● RECORDS FOR THIS TASK:

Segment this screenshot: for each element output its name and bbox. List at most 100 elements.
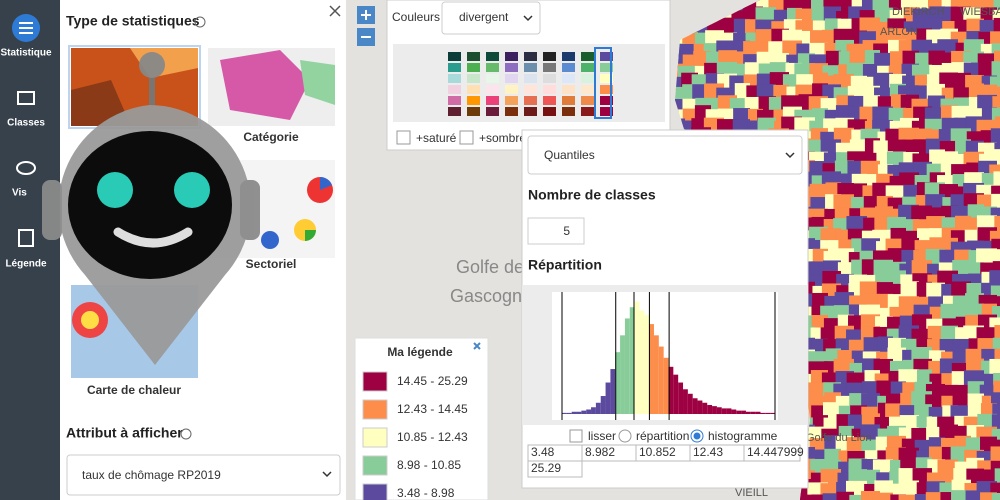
swatch[interactable] xyxy=(448,63,461,72)
icon xyxy=(17,91,35,105)
histogram-bar xyxy=(653,335,659,414)
region-cell xyxy=(981,373,997,387)
swatch[interactable] xyxy=(448,107,461,116)
region-cell xyxy=(873,72,893,90)
region-cell xyxy=(990,128,1000,145)
radio[interactable] xyxy=(618,429,632,443)
checkbox[interactable] xyxy=(569,429,583,443)
swatch[interactable] xyxy=(505,107,518,116)
region-cell xyxy=(926,282,945,299)
swatch[interactable] xyxy=(581,85,594,94)
swatch[interactable] xyxy=(467,96,480,105)
region-cell xyxy=(836,491,854,500)
swatch[interactable] xyxy=(486,74,499,83)
swatch[interactable] xyxy=(524,85,537,94)
swatch[interactable] xyxy=(581,107,594,116)
swatch[interactable] xyxy=(581,74,594,83)
histogram-bar xyxy=(726,408,732,414)
swatch[interactable] xyxy=(562,63,575,72)
region-cell xyxy=(916,228,932,244)
thumbnail[interactable] xyxy=(208,48,335,126)
label: Couleurs : xyxy=(392,10,447,24)
swatch[interactable] xyxy=(543,52,556,61)
region-cell xyxy=(989,270,1000,288)
region-cell xyxy=(993,372,1000,387)
swatch[interactable] xyxy=(505,96,518,105)
swatch[interactable] xyxy=(562,74,575,83)
region-cell xyxy=(861,439,880,453)
attribute-select[interactable] xyxy=(66,454,341,496)
swatch[interactable] xyxy=(467,85,480,94)
swatch[interactable] xyxy=(524,63,537,72)
swatch[interactable] xyxy=(562,96,575,105)
legend-swatch xyxy=(362,399,388,420)
swatch[interactable] xyxy=(543,85,556,94)
nav-item[interactable]: Légende xyxy=(5,259,47,270)
legend-swatch xyxy=(362,455,388,476)
nav-item[interactable]: Vis xyxy=(12,188,27,199)
swatch[interactable] xyxy=(543,74,556,83)
swatch[interactable] xyxy=(486,96,499,105)
region-cell xyxy=(991,414,1000,431)
swatch[interactable] xyxy=(543,63,556,72)
swatch[interactable] xyxy=(448,96,461,105)
swatch[interactable] xyxy=(505,74,518,83)
swatch[interactable] xyxy=(562,52,575,61)
scheme-select[interactable] xyxy=(441,1,541,35)
nav-item[interactable]: Statistique xyxy=(0,48,52,59)
swatch[interactable] xyxy=(467,52,480,61)
swatch[interactable] xyxy=(543,107,556,116)
swatch[interactable] xyxy=(505,85,518,94)
break-input[interactable] xyxy=(743,444,801,462)
swatch[interactable] xyxy=(581,63,594,72)
close-button[interactable] xyxy=(329,5,341,17)
swatch[interactable] xyxy=(448,52,461,61)
region-cell xyxy=(994,215,1000,233)
swatch[interactable] xyxy=(600,107,613,116)
swatch[interactable] xyxy=(562,85,575,94)
swatch[interactable] xyxy=(600,52,613,61)
swatch[interactable] xyxy=(486,107,499,116)
swatch[interactable] xyxy=(581,52,594,61)
swatch[interactable] xyxy=(486,63,499,72)
legend-close[interactable] xyxy=(473,342,481,350)
legend-label: 10.85 - 12.43 xyxy=(397,430,468,444)
swatch[interactable] xyxy=(486,85,499,94)
swatch[interactable] xyxy=(600,96,613,105)
swatch[interactable] xyxy=(505,52,518,61)
break-value: 12.43 xyxy=(693,445,723,459)
nav-item[interactable]: Classes xyxy=(7,118,45,129)
break-input[interactable] xyxy=(527,460,583,478)
swatch[interactable] xyxy=(581,96,594,105)
section-title: Répartition xyxy=(528,257,602,273)
histogram-bar xyxy=(687,393,693,414)
region-cell xyxy=(872,106,893,123)
region-cell xyxy=(993,296,1000,310)
swatch[interactable] xyxy=(600,63,613,72)
swatch[interactable] xyxy=(486,52,499,61)
swatch[interactable] xyxy=(600,85,613,94)
swatch[interactable] xyxy=(524,96,537,105)
checkbox[interactable] xyxy=(396,130,411,145)
swatch[interactable] xyxy=(467,74,480,83)
region-cell xyxy=(860,160,880,178)
checkbox[interactable] xyxy=(459,130,474,145)
swatch[interactable] xyxy=(505,63,518,72)
swatch[interactable] xyxy=(448,85,461,94)
region-cell xyxy=(990,285,1000,299)
radio-dot xyxy=(693,432,701,440)
swatch[interactable] xyxy=(543,96,556,105)
swatch[interactable] xyxy=(448,74,461,83)
method-select[interactable] xyxy=(527,135,803,175)
swatch[interactable] xyxy=(600,74,613,83)
swatch[interactable] xyxy=(524,74,537,83)
histogram-bar xyxy=(571,411,577,414)
swatch[interactable] xyxy=(467,63,480,72)
swatch[interactable] xyxy=(467,107,480,116)
swatch[interactable] xyxy=(524,52,537,61)
swatch[interactable] xyxy=(562,107,575,116)
region-cell xyxy=(890,494,906,500)
swatch[interactable] xyxy=(524,107,537,116)
class-count-input[interactable] xyxy=(527,217,585,245)
histogram-bar xyxy=(755,411,761,414)
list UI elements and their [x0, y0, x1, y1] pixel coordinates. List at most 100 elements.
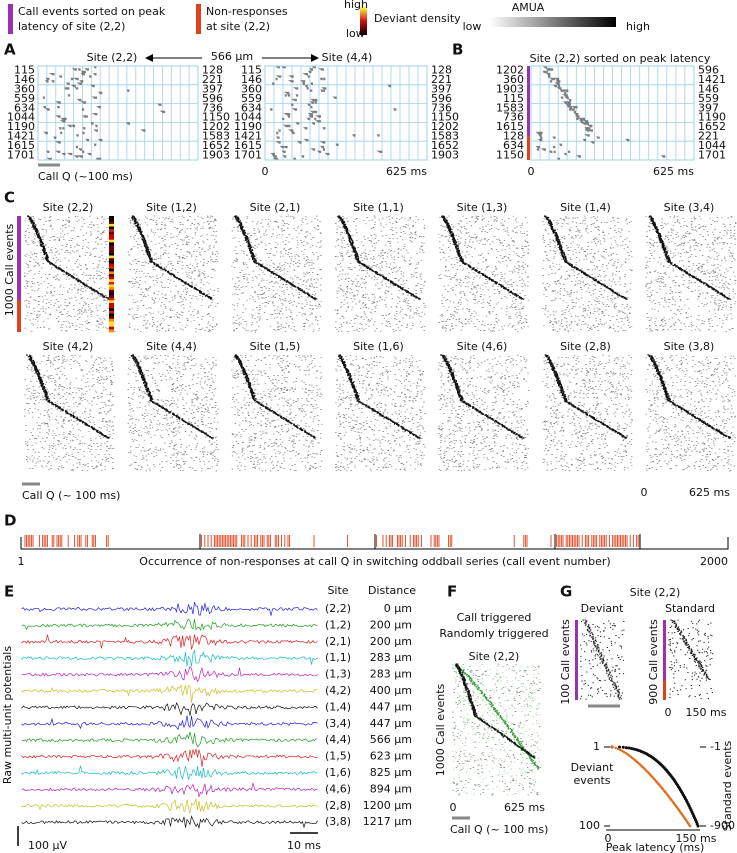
row-label: 360 [14, 83, 35, 96]
density-stripe [109, 321, 114, 325]
row-label: 559 [14, 92, 35, 105]
density-stripe [109, 329, 114, 333]
raster-noise [645, 354, 736, 472]
axis-title: Deviant [571, 761, 615, 774]
density-stripe [109, 234, 114, 238]
raster-frame [264, 65, 428, 161]
density-stripe [109, 281, 114, 285]
panel-letter: D [4, 512, 16, 530]
distance-label: 283 µm [370, 651, 412, 664]
legend-text: Standard [665, 602, 715, 615]
row-label: 115 [503, 92, 524, 105]
density-stripe [109, 289, 114, 293]
raster-noise [231, 354, 323, 472]
axis-label: 1 [593, 740, 600, 753]
raster-frame [530, 65, 695, 161]
sorted-bar [663, 620, 666, 680]
axis-label: 625 ms [386, 165, 427, 178]
density-stripe [109, 268, 114, 272]
distance-label: 200 µm [370, 635, 412, 648]
scale-label: 100 µV [28, 839, 67, 852]
raster-peaks [544, 215, 628, 300]
row-label: 1202 [202, 120, 230, 133]
density-stripe [109, 318, 114, 322]
panel-letter: A [4, 41, 16, 59]
legend-text: Call events sorted on peak [18, 5, 166, 18]
row-label: 1421 [698, 73, 726, 86]
raster-noise [127, 215, 219, 333]
site-title: Site (1,6) [353, 340, 404, 353]
axis-label: 0 [450, 801, 457, 814]
raster-peaks [441, 215, 525, 300]
nonresp-bar [527, 136, 530, 160]
legend-text: Deviant [581, 602, 625, 615]
row-label: 1903 [496, 83, 524, 96]
trace [21, 618, 318, 631]
density-stripe [109, 260, 114, 264]
row-label: 1421 [7, 130, 35, 143]
trace [21, 649, 318, 667]
trace [21, 765, 318, 780]
site-title: Site (3,4) [664, 201, 715, 214]
distance-label: 400 µm [370, 684, 412, 697]
row-label: 1150 [431, 111, 459, 124]
raster-peaks [130, 354, 214, 439]
density-stripe [109, 250, 114, 254]
site-title: Site (1,3) [457, 201, 508, 214]
row-label: 596 [698, 64, 719, 77]
raster-peaks [337, 215, 421, 300]
y-axis-label: 1000 Call events [3, 223, 16, 316]
density-stripe [109, 303, 114, 306]
distance-label: 447 µm [370, 717, 412, 730]
legend-text: low [463, 20, 482, 33]
legend-text: Deviant density [374, 12, 461, 25]
legend-bar-red [196, 4, 201, 34]
panel-letter: F [447, 583, 457, 601]
row-label: 146 [698, 83, 719, 96]
row-label: 115 [14, 64, 35, 77]
site-label: (2,2) [325, 602, 351, 615]
legend-text: Randomly triggered [439, 627, 548, 640]
distance-label: 1217 µm [363, 815, 412, 828]
raster-noise [645, 215, 737, 332]
row-label: 146 [241, 73, 262, 86]
site-label: (4,6) [325, 782, 351, 795]
density-stripe [109, 326, 114, 330]
trace [21, 665, 318, 683]
density-stripe [109, 313, 114, 317]
axis-title: events [573, 774, 610, 787]
density-stripe [109, 287, 114, 291]
raster-peaks [338, 354, 421, 439]
row-label: 1190 [234, 120, 262, 133]
distance-label: 623 µm [370, 750, 412, 763]
row-label: 397 [202, 83, 223, 96]
density-stripe [109, 229, 114, 233]
site-title: Site (3,8) [664, 340, 715, 353]
raster-noise [24, 355, 115, 472]
axis-label: 625 ms [653, 165, 694, 178]
raster-peaks [27, 215, 110, 300]
row-label: 128 [503, 130, 524, 143]
axis-label: 100 [579, 819, 600, 832]
row-label: 1615 [234, 139, 262, 152]
raster-grid [37, 65, 199, 161]
raster-peaks [131, 215, 213, 300]
density-stripe [109, 305, 114, 309]
row-label: 1044 [7, 111, 35, 124]
scale-label: 10 ms [287, 839, 321, 852]
row-label: 1421 [234, 130, 262, 143]
row-label: 360 [503, 73, 524, 86]
axis-label: 150 ms [676, 832, 717, 845]
trace [21, 798, 318, 814]
distance-label: 566 µm [211, 50, 253, 63]
site-label: (1,1) [325, 651, 351, 664]
row-label: 1701 [698, 148, 726, 161]
row-label: 559 [698, 92, 719, 105]
row-label: 221 [698, 130, 719, 143]
trace [21, 633, 318, 650]
raster-peaks [647, 354, 732, 439]
density-stripe [109, 297, 114, 301]
raster-peaks [648, 215, 732, 300]
density-stripe [109, 308, 114, 312]
row-label: 1583 [431, 130, 459, 143]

● WHAT YOU HAVE TO DO: Duplicate the lines from the line with "swatch[interactable] xyxy=(448,63,461,72)" to the line with "region-cell xyxy=(836,491,854,500)", both of those included, keeping each one unchanged.

● CORRECT ANSWER:
swatch[interactable] xyxy=(448,63,461,72)
icon xyxy=(17,91,35,105)
histogram-bar xyxy=(653,335,659,414)
region-cell xyxy=(981,373,997,387)
swatch[interactable] xyxy=(448,107,461,116)
region-cell xyxy=(873,72,893,90)
region-cell xyxy=(990,128,1000,145)
radio[interactable] xyxy=(618,429,632,443)
checkbox[interactable] xyxy=(569,429,583,443)
swatch[interactable] xyxy=(505,107,518,116)
region-cell xyxy=(926,282,945,299)
swatch[interactable] xyxy=(581,85,594,94)
swatch[interactable] xyxy=(467,96,480,105)
region-cell xyxy=(836,491,854,500)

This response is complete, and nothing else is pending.